Document text →
:::::
HIS CREATIVE
TENSION
Anthony LaPaglia likes playing angst-ridden souls,
so it seems as if he was made for the film 'Lantana.'
Los Angeles Times
Saturday, December 15, 2001
By Hugh Hart
"Here's the good news and the bad news. I'm
42," Anthony LaPaglia
declares.
The Australian-born actor, flipping an omelet
slice onto a piece of
toast at a Brentwood coffee shop, is trying to explain the basis for
his
fiercely intense performance in the film "Lantana." "The bad news is,
it's
not good to get old in this business. But the good part is that, by
the age
of 42 you've experienced enough life, enough failure, enough loss and
frustration to understand that guy."
That "guy" is Leon Zat, a Sydney detective
seething with rage who cheats
on his wife, yells at his children, bullies witnesses, beats suspects
and
isn't even all that nice to his mistress. Then, a missing-person
investigation draws Leon into the overlapping private lives of three
other
couples whose marriages are every bit as dysfunctional as his.
Said LaPaglia, "At one point Leon says, 'I'm
numb. I can't feel
anything.' So he tries to jump-start his life, he has an affair, he
has these
bouts of anger because he doesn't know where to put any of this stuff.
There's a complexity in the writing that makes Leon a really great
character."
The Australian film industry clearly agrees.
LaPaglia earned that
country's version of the Oscar last month when the Australian Film
Institute
named him the year's best film actor. In an unprecedented sweep, the
institute also singled out "Lantana" as best film and named Kerry Armstrong
best actress, and gave Vince Colosimo and Rachael Blake supporting
actor
honors. In America, LaPaglia is emerging as a possible dark-horse Oscar
contender.
Commercially, "Lantana" remains a top 10 box-office
draw nine weeks
after its theatrical release in Australia. Word-of-mouth buzz there
has
turned the psychological thriller into something of a pop culture phenomenon
akin to the stateside indie success story "Memento."
"I've never been in a situation where I couldn't
walk down the street,"
LaPaglia said. "Now, I get approached by people who are just so moved
by the
film."
:::::
Data shown →
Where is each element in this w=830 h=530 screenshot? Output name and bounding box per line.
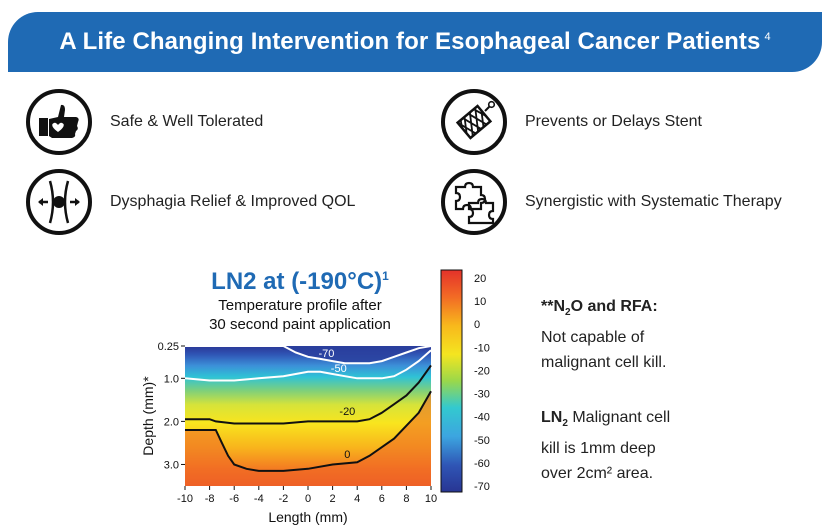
heatmap-cold-region — [185, 346, 431, 364]
x-tick-label: 0 — [305, 493, 311, 505]
feature-label: Synergistic with Systematic Therapy — [525, 193, 782, 210]
x-axis-label: Length (mm) — [268, 509, 347, 525]
ln2-line1: Malignant cell — [567, 409, 671, 426]
x-tick-label: 2 — [330, 493, 336, 505]
colorbar-tick-label: -30 — [474, 389, 490, 401]
colorbar-tick-label: -20 — [474, 365, 490, 377]
chart-subtitle-line2: 30 second paint application — [209, 316, 391, 333]
feature-safe: Safe & Well Tolerated — [26, 89, 263, 155]
puzzle-pieces-icon — [441, 169, 507, 235]
ln2-line2: kill is 1mm deep — [541, 440, 656, 458]
colorbar-tick-label: 20 — [474, 273, 486, 285]
header-banner: A Life Changing Intervention for Esophag… — [8, 12, 822, 72]
heatmap-warm-region — [185, 391, 431, 486]
ln2-note: LN2 Malignant cell kill is 1mm deep over… — [541, 405, 670, 486]
chart-title-block: LN2 at (-190°C)1 Temperature profile aft… — [190, 268, 410, 334]
n2o-line2: malignant cell kill. — [541, 354, 667, 372]
contour-line — [184, 349, 432, 382]
x-tick-label: -8 — [205, 493, 215, 505]
ln2-line3: over 2cm² area. — [541, 465, 654, 483]
colorbar-tick-label: 10 — [474, 296, 486, 308]
stent-mesh-icon — [441, 89, 507, 155]
feature-synergistic: Synergistic with Systematic Therapy — [441, 169, 782, 235]
y-tick-label: 0.25 — [158, 341, 179, 353]
colorbar-tick-label: -10 — [474, 342, 490, 354]
y-axis-label: Depth (mm)* — [140, 376, 156, 456]
x-tick-label: 10 — [425, 493, 437, 505]
chart-title: LN2 at (-190°C)1 — [211, 268, 389, 295]
n2o-rfa-title: **N2O and RFA: — [541, 298, 658, 319]
chart-subtitle-line1: Temperature profile after — [218, 297, 382, 314]
feature-label: Dysphagia Relief & Improved QOL — [110, 193, 356, 210]
x-tick-label: 6 — [379, 493, 385, 505]
title-reference: 4 — [764, 31, 771, 43]
contour-line — [185, 390, 432, 472]
x-tick-label: -2 — [279, 493, 289, 505]
y-tick-label: 2.0 — [164, 416, 179, 428]
x-tick-label: 8 — [403, 493, 409, 505]
contour-line — [185, 345, 432, 365]
colorbar-tick-label: -50 — [474, 435, 490, 447]
colorbar-tick-label: -40 — [474, 412, 490, 424]
x-tick-label: -6 — [229, 493, 239, 505]
x-tick-label: -10 — [177, 493, 193, 505]
contour-label: -50 — [331, 363, 347, 375]
contour-label: 0 — [344, 449, 350, 461]
thumbs-up-heart-icon — [26, 89, 92, 155]
y-tick-label: 3.0 — [164, 459, 179, 471]
n2o-line1: Not capable of — [541, 329, 645, 347]
contour-label: -70 — [318, 348, 334, 360]
y-tick-label: 1.0 — [164, 373, 179, 385]
colorbar-tick-label: 0 — [474, 319, 480, 331]
colorbar-tick-label: -60 — [474, 458, 490, 470]
x-tick-label: -4 — [254, 493, 264, 505]
contour-line — [185, 364, 432, 425]
page-title: A Life Changing Intervention for Esophag… — [59, 28, 771, 55]
feature-label: Prevents or Delays Stent — [525, 113, 702, 130]
colorbar-tick-label: -70 — [474, 481, 490, 493]
feature-dysphagia: Dysphagia Relief & Improved QOL — [26, 169, 355, 235]
ln2-title: LN2 — [541, 409, 568, 430]
x-tick-label: 4 — [354, 493, 360, 505]
feature-label: Safe & Well Tolerated — [110, 113, 264, 130]
feature-stent: Prevents or Delays Stent — [441, 89, 702, 155]
n2o-rfa-note: **N2O and RFA: Not capable of malignant … — [541, 294, 666, 375]
esophagus-expand-icon — [26, 169, 92, 235]
chart-title-reference: 1 — [382, 269, 389, 283]
colorbar — [440, 269, 463, 493]
contour-label: -20 — [339, 406, 355, 418]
:::::
What to work on →
Continue the Los Angeles Times profile of Anthony LaPaglia from where it stops.

The result →
He thinks the reason is simple. "'Lantana'
caters to an audience that
has been completely neglected. There's this huge population of people
over 30
who want to go to the movies if you give them something to see. 'Lantana'
somehow reflects their lives, it gives them characters they understand."
Referring to the film's deliberately ambiguous
final scene leaving the
future of Leon's marriage unresolved, LaPaglia said, "The movie respects
the
audience and lets you figure things out for yourself."
Among the issues to puzzle over: What exactly
is Leon's problem? His
wife Sonja (Armstrong) is beautiful, intelligent and sensitive; his
dope-smoking teenage son only moderately bratty. He has a job; his
colleagues
respect him. Yet Leon is miserable.
"You know what this guy's problem is?" LaPaglia
said. "Most people live
lives of unfulfilled ambitions. When you're 15, you're gonna be a fireman
or
whatever your dream is. Suddenly you're 30 and not doing what you thought
you'd be doing at 15; suddenly you're 35 and you've got a bunch of
obligations and commitments you hadn't conceived of before. Leon is
all about
waking up one day at the age of 40 and going, 'How ... did this become
my
life?'"
* * *
"Lantana" offered LaPaglia a welcome break
from conventional
movie-making. For starters, the cast performed a table reading in front
of
the entire crew so everyone involved in the production would understand
what
the film was about. Two weeks of intensive rehearsal followed.
"Usually when you do a movie," LaPaglia said,
"you shake the other
actor's hand and say, 'hi,' and then somebody shouts, 'action.' That's
rehearsal. It's ridiculous."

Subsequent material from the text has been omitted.